[Entries with figure data]
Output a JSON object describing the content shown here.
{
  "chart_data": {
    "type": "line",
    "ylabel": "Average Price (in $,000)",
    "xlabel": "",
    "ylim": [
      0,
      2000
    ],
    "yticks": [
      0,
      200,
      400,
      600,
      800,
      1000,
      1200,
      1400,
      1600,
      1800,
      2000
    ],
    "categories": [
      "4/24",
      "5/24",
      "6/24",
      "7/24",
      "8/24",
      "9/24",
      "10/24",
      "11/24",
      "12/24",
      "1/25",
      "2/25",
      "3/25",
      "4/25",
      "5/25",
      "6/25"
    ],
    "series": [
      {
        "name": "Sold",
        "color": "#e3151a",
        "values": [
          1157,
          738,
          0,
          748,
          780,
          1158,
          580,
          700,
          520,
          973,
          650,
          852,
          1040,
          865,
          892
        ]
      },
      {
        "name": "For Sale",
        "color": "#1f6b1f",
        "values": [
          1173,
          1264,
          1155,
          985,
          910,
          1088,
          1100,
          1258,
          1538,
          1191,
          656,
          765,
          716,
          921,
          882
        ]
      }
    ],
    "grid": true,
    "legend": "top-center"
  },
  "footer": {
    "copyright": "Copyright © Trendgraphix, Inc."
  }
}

▶ _What to produce_
Send back all of the entries exactly, with nothing missing.

▶ _Answer to this problem_
Output a JSON object describing the content shown here.
{
  "chart_data": {
    "type": "line",
    "ylabel": "Average Price (in $,000)",
    "xlabel": "",
    "ylim": [
      0,
      2000
    ],
    "yticks": [
      0,
      200,
      400,
      600,
      800,
      1000,
      1200,
      1400,
      1600,
      1800,
      2000
    ],
    "categories": [
      "4/24",
      "5/24",
      "6/24",
      "7/24",
      "8/24",
      "9/24",
      "10/24",
      "11/24",
      "12/24",
      "1/25",
      "2/25",
      "3/25",
      "4/25",
      "5/25",
      "6/25"
    ],
    "series": [
      {
        "name": "Sold",
        "color": "#e3151a",
        "values": [
          1157,
          738,
          0,
          748,
          780,
          1158,
          580,
          700,
          520,
          973,
          650,
          852,
          1040,
          865,
          892
        ]
      },
      {
        "name": "For Sale",
        "color": "#1f6b1f",
        "values": [
          1173,
          1264,
          1155,
          985,
          910,
          1088,
          1100,
          1258,
          1538,
          1191,
          656,
          765,
          716,
          921,
          882
        ]
      }
    ],
    "grid": true,
    "legend": "top-center"
  },
  "footer": {
    "copyright": "Copyright © Trendgraphix, Inc."
  }
}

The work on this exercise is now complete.